(Records)
################

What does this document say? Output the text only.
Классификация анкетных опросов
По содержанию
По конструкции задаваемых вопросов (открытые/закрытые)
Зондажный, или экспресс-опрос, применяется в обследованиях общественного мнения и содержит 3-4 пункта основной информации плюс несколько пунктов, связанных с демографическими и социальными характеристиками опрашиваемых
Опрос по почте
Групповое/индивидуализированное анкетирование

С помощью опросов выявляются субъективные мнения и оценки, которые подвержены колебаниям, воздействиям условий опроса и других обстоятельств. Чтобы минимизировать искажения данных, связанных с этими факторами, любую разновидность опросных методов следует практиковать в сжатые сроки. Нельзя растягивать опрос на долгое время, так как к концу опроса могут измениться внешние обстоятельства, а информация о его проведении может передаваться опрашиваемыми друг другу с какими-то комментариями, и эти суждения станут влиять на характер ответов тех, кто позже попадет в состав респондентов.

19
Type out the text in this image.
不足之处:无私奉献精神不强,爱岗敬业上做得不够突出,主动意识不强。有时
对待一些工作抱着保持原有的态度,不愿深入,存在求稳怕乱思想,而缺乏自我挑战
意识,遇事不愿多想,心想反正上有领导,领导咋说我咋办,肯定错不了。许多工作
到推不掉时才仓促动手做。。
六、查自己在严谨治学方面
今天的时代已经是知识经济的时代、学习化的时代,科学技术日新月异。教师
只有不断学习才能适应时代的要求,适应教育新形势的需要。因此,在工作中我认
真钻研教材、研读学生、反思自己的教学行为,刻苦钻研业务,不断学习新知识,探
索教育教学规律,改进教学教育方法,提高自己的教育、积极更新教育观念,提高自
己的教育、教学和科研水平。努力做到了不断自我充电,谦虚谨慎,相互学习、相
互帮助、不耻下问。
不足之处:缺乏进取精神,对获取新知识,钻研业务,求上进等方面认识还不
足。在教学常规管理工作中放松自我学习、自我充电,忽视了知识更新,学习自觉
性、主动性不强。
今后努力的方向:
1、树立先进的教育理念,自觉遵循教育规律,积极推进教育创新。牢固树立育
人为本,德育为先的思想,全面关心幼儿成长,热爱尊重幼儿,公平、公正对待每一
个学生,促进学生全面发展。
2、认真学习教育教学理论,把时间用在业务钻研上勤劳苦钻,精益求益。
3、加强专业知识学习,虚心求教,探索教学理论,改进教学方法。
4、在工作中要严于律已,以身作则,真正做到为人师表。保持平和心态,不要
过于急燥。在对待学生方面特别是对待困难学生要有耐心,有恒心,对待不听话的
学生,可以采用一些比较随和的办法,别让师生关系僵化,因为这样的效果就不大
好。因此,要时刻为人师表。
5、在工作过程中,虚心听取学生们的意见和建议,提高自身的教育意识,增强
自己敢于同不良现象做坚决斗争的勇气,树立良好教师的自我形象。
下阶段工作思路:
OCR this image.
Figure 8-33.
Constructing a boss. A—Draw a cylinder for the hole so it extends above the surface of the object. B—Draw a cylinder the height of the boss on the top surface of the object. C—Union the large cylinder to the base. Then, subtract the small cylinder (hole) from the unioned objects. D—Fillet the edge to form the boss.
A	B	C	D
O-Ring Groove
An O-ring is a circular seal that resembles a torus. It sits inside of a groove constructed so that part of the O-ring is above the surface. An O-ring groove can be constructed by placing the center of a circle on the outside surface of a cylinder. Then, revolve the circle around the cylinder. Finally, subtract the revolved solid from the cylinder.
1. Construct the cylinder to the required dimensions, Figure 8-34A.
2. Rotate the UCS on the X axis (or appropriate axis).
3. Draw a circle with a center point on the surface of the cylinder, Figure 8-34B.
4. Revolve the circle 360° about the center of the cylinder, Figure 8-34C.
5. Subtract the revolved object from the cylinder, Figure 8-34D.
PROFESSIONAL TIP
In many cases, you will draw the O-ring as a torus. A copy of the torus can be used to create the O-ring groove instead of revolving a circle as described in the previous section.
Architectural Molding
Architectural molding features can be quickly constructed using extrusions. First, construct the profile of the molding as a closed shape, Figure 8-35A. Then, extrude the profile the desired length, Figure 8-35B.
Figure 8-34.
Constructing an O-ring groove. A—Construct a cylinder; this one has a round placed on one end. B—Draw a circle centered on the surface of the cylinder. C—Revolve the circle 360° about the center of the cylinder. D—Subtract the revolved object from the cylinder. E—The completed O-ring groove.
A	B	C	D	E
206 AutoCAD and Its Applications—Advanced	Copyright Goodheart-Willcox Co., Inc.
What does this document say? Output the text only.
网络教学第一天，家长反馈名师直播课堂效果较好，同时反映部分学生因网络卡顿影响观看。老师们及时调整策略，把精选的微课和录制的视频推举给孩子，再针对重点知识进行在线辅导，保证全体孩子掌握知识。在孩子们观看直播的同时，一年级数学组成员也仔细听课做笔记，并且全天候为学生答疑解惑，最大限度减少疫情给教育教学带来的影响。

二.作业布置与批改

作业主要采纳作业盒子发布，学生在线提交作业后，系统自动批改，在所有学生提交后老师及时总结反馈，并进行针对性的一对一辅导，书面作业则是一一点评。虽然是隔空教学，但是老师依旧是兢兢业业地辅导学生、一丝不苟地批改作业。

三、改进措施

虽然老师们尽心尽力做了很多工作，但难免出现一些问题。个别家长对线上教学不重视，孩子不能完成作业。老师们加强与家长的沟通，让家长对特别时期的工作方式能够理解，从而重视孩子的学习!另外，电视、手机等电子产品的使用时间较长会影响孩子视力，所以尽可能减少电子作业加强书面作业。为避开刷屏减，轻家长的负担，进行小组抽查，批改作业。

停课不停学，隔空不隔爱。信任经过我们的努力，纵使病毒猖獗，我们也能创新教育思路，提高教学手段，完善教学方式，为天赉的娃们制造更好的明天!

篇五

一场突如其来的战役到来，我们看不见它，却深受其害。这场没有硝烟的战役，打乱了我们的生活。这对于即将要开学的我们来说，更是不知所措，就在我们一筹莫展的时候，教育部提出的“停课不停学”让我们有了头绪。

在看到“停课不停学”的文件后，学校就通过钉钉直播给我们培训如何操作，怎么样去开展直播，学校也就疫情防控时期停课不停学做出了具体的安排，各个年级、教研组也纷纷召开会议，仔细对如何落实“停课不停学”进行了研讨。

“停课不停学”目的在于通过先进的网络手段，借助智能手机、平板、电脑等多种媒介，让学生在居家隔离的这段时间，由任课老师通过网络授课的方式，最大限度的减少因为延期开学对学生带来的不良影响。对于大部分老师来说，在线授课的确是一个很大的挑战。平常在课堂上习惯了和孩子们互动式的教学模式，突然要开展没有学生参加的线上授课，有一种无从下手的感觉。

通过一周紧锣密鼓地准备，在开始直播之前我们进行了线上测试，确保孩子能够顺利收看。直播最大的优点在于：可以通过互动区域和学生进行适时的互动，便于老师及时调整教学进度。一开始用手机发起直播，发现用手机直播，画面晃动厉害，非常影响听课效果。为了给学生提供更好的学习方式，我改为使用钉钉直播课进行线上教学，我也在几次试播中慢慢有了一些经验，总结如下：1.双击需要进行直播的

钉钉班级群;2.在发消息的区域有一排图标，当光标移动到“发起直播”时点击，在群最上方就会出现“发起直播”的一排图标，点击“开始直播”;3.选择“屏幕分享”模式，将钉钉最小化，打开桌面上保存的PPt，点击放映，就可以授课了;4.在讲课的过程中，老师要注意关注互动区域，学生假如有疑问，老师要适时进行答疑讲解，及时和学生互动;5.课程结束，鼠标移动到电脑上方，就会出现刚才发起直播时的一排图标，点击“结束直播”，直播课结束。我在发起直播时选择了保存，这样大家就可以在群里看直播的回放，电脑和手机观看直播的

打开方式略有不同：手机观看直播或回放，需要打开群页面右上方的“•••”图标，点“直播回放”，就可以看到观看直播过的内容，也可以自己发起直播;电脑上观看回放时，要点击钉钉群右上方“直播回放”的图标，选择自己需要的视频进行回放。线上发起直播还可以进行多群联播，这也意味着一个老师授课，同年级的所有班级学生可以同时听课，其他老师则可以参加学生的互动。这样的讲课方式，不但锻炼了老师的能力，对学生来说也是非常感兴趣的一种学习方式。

################

Track down every line with the word "不足之处" and copy it.

不足之处:无私奉献精神不强,爱岗敬业上做得不够突出,主动意识不强。有时
不足之处:缺乏进取精神,对获取新知识,钻研业务,求上进等方面认识还不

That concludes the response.